Exercise requirements:
Update the stretch of the calculus solution from "If the tangent" through "y=0 \Rightarrow x=c-1$....(1)", swapping "parabola" for "conic".

Document excerpt:
— Start —

If the tangent of the curve, $\mathrm{y}=\mathrm{e}^{\mathrm{x}}$ at a point $\left(c, e^{c}\right)$ and the normal to the parabola, $y^{2}=4 x$ at the point $(1,2)$ intersect at the same point on the $x$-axis, then the value of $c$ is_______________
$y=e^{x} \Rightarrow \frac{d y}{d x}=e^{x}$
$\mathrm{m}=\left(\frac{\mathrm{dy}}{\mathrm{dx}}\right)_{\left(\mathrm{c}, \mathrm{e}^{\mathrm{c}}\right)}=\mathrm{e}^{\mathrm{c}}$
$\Rightarrow \quad$ Tangent at $\left(\mathrm{c}, \mathrm{e}^{\mathrm{c}}\right)$
$y-e^{c}=e^{c}(x-c)$
it intersect $x$-axis
Put $\quad y=0 \Rightarrow x=c-1$....(1)
Now $\mathrm{y}^{2}=4 \mathrm{x} \Rightarrow \frac{\mathrm{dy}}{\mathrm{dx}}=\frac{2}{\mathrm{y}} \Rightarrow\left(\frac{\mathrm{dy}}{\mathrm{dx}}\right)_{(1,2)}=1$
$\Rightarrow$ Slope of normal $=-1$
Equation of normal $y-2=-1(x-1)$
$x+y=3$ it intersect $x$-axis
Put $\quad y=0 \Rightarrow x=3$ ...(2)
Points are same
$\Rightarrow \quad \mathrm{x}=\mathrm{c}-1=3$
$\Rightarrow \quad \mathrm{c}=4$

— End —

(Element position data)
— Start —

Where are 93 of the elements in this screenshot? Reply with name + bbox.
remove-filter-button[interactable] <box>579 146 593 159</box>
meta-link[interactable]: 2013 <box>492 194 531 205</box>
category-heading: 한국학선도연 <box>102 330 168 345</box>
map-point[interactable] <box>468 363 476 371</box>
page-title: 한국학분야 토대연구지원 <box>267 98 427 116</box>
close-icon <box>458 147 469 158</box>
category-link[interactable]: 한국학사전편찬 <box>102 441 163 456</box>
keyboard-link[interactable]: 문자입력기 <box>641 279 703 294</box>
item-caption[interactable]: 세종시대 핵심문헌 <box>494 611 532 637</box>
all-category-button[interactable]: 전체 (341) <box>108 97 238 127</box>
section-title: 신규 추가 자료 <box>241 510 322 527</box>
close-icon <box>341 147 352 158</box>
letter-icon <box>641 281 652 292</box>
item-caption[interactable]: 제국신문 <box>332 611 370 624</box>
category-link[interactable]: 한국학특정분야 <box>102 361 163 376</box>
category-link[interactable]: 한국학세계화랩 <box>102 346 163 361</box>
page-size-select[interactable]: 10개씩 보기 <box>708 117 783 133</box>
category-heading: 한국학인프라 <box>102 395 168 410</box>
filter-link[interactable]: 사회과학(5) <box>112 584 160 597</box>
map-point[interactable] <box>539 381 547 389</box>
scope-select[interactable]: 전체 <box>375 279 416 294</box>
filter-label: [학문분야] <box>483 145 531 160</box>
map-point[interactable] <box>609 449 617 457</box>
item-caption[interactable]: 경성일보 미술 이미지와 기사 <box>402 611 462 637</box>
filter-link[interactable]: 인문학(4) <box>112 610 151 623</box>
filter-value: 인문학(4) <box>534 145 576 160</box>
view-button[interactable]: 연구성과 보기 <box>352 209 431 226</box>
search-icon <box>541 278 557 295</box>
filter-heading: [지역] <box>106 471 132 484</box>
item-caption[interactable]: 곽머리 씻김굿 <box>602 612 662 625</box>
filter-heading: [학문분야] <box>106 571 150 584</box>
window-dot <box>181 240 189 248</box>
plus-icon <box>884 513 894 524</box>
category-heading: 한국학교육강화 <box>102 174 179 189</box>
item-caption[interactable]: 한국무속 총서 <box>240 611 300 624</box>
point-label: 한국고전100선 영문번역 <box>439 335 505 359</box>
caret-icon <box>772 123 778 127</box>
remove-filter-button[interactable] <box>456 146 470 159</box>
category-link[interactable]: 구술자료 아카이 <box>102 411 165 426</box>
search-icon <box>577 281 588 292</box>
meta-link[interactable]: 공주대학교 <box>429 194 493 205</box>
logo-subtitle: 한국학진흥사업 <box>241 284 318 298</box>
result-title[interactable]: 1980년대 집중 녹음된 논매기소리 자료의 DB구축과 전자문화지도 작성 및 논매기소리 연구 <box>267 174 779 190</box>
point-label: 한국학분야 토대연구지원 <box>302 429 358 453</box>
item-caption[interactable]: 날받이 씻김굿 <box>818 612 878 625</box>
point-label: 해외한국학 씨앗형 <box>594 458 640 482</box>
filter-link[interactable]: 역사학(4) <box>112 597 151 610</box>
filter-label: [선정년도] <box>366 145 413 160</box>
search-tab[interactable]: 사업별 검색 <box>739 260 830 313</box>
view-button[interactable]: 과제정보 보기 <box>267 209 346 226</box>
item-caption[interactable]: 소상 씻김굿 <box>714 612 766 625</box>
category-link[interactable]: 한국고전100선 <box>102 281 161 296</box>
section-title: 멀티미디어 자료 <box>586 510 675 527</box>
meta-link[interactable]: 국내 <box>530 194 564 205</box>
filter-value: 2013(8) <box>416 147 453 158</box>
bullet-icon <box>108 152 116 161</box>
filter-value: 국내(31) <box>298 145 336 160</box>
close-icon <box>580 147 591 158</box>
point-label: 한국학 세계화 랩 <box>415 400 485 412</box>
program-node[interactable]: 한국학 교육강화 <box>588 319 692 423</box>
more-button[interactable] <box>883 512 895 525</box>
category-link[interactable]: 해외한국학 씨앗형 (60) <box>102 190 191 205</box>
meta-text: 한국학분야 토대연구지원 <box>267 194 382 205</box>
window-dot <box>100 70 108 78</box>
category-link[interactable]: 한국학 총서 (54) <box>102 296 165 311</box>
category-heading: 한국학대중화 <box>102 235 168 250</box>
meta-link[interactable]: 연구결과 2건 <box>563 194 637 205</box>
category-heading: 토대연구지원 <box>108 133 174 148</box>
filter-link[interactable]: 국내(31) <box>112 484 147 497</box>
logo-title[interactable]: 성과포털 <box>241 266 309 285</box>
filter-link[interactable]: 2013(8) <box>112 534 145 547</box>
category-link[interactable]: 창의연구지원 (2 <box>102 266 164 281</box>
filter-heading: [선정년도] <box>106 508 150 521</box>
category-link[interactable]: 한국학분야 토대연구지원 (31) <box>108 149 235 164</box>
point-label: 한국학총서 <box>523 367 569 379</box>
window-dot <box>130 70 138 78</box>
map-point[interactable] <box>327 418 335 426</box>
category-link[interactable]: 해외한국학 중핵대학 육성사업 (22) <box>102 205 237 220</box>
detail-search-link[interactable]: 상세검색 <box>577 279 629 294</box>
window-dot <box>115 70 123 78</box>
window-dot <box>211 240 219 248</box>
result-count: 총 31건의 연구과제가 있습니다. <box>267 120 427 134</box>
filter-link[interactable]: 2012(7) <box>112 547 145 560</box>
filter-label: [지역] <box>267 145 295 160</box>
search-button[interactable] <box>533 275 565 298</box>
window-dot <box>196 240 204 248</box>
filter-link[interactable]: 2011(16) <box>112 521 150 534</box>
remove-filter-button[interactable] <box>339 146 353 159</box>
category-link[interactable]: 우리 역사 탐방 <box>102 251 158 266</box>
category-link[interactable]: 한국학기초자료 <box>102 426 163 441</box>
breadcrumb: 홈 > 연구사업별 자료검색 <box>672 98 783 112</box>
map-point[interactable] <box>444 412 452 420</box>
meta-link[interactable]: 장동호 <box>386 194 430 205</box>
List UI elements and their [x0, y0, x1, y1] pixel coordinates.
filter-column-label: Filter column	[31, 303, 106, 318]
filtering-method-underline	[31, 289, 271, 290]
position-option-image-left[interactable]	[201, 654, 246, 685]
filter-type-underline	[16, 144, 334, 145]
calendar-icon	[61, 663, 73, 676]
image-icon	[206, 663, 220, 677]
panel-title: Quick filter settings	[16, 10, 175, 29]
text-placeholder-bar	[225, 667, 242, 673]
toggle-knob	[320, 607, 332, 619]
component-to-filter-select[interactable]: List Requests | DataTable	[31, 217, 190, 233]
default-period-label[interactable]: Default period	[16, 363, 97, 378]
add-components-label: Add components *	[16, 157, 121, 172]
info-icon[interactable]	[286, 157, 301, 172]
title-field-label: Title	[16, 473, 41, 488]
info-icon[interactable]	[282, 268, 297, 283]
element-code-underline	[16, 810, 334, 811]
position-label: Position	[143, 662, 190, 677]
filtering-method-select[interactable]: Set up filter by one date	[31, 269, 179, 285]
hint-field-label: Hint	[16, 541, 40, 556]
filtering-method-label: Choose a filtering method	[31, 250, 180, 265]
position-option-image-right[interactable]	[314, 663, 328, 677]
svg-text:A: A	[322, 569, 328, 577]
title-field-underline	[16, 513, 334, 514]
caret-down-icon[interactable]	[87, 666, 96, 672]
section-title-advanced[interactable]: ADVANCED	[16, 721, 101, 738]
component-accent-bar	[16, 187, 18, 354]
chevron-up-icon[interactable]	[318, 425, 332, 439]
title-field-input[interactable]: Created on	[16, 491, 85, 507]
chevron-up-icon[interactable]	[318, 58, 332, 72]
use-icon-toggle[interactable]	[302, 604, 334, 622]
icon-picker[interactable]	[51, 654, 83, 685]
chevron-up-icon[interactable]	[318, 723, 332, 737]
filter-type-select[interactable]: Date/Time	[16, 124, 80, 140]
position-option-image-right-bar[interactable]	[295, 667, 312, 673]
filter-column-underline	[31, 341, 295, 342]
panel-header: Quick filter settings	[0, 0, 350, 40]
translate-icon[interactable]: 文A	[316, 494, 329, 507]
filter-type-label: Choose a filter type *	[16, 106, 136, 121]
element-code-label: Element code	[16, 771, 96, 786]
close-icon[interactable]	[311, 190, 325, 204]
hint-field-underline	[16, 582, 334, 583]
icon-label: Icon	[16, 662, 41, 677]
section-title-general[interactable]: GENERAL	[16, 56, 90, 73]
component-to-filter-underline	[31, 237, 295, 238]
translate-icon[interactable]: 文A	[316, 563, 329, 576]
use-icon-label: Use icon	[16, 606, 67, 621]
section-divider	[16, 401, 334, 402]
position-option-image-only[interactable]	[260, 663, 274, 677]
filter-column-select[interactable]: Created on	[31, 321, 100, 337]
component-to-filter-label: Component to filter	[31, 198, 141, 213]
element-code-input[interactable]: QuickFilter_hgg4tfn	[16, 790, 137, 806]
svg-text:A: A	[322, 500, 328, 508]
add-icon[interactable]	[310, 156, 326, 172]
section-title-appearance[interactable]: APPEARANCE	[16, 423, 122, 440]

— End —

Expected output:
If the tangent of the curve, $\mathrm{y}=\mathrm{e}^{\mathrm{x}}$ at a point $\left(c, e^{c}\right)$ and the normal to the conic, $y^{2}=4 x$ at the point $(1,2)$ intersect at the same point on the $x$-axis, then the value of $c$ is_______________
$y=e^{x} \Rightarrow \frac{d y}{d x}=e^{x}$
$\mathrm{m}=\left(\frac{\mathrm{dy}}{\mathrm{dx}}\right)_{\left(\mathrm{c}, \mathrm{e}^{\mathrm{c}}\right)}=\mathrm{e}^{\mathrm{c}}$
$\Rightarrow \quad$ Tangent at $\left(\mathrm{c}, \mathrm{e}^{\mathrm{c}}\right)$
$y-e^{c}=e^{c}(x-c)$
it intersect $x$-axis
Put $\quad y=0 \Rightarrow x=c-1$....(1)